-- Written problem --
Only the lines holding the string "title" are needed. Copy each one.

══ Data supplied ══

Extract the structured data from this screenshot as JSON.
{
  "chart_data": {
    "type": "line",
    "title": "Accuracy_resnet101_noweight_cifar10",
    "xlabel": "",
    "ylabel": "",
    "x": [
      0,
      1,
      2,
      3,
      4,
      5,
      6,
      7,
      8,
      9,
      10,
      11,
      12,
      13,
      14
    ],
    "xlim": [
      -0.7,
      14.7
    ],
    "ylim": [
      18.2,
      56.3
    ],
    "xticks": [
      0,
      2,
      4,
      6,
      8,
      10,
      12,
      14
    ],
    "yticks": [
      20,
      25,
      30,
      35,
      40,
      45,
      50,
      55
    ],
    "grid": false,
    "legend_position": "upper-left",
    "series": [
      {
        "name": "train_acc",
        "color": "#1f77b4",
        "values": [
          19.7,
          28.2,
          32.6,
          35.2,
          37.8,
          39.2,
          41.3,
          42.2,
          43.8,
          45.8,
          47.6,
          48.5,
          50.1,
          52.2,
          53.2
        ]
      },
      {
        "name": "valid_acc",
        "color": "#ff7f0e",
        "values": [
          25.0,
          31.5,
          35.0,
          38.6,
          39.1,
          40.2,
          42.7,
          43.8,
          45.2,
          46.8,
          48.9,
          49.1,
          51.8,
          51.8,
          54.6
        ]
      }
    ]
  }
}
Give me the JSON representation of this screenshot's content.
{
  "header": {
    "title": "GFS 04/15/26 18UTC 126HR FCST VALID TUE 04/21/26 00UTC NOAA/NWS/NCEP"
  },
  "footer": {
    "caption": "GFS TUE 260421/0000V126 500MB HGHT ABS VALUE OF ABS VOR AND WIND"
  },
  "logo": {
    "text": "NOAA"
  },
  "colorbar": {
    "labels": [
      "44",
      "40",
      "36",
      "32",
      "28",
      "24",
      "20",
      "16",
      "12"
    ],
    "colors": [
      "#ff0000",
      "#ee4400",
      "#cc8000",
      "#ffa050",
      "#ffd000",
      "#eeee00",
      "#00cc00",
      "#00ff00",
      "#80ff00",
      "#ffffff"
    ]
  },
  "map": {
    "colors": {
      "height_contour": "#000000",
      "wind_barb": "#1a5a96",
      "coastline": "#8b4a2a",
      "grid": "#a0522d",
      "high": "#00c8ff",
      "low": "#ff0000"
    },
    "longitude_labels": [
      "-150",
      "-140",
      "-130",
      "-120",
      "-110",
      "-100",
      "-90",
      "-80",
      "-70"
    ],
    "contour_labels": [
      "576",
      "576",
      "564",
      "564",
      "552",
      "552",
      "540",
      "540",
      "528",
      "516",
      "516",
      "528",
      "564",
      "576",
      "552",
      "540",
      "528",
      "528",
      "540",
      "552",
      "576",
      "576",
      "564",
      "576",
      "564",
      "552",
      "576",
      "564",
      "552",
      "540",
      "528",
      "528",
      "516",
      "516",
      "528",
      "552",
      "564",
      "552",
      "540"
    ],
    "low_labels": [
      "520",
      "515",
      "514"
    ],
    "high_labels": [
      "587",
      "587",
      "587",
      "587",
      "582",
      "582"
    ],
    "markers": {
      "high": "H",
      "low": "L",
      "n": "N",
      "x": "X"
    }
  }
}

═══

-- Solution for this exercise --
    "title": "Accuracy_resnet101_noweight_cifar10",
    "title": "GFS 04/15/26 18UTC 126HR FCST VALID TUE 04/21/26 00UTC NOAA/NWS/NCEP"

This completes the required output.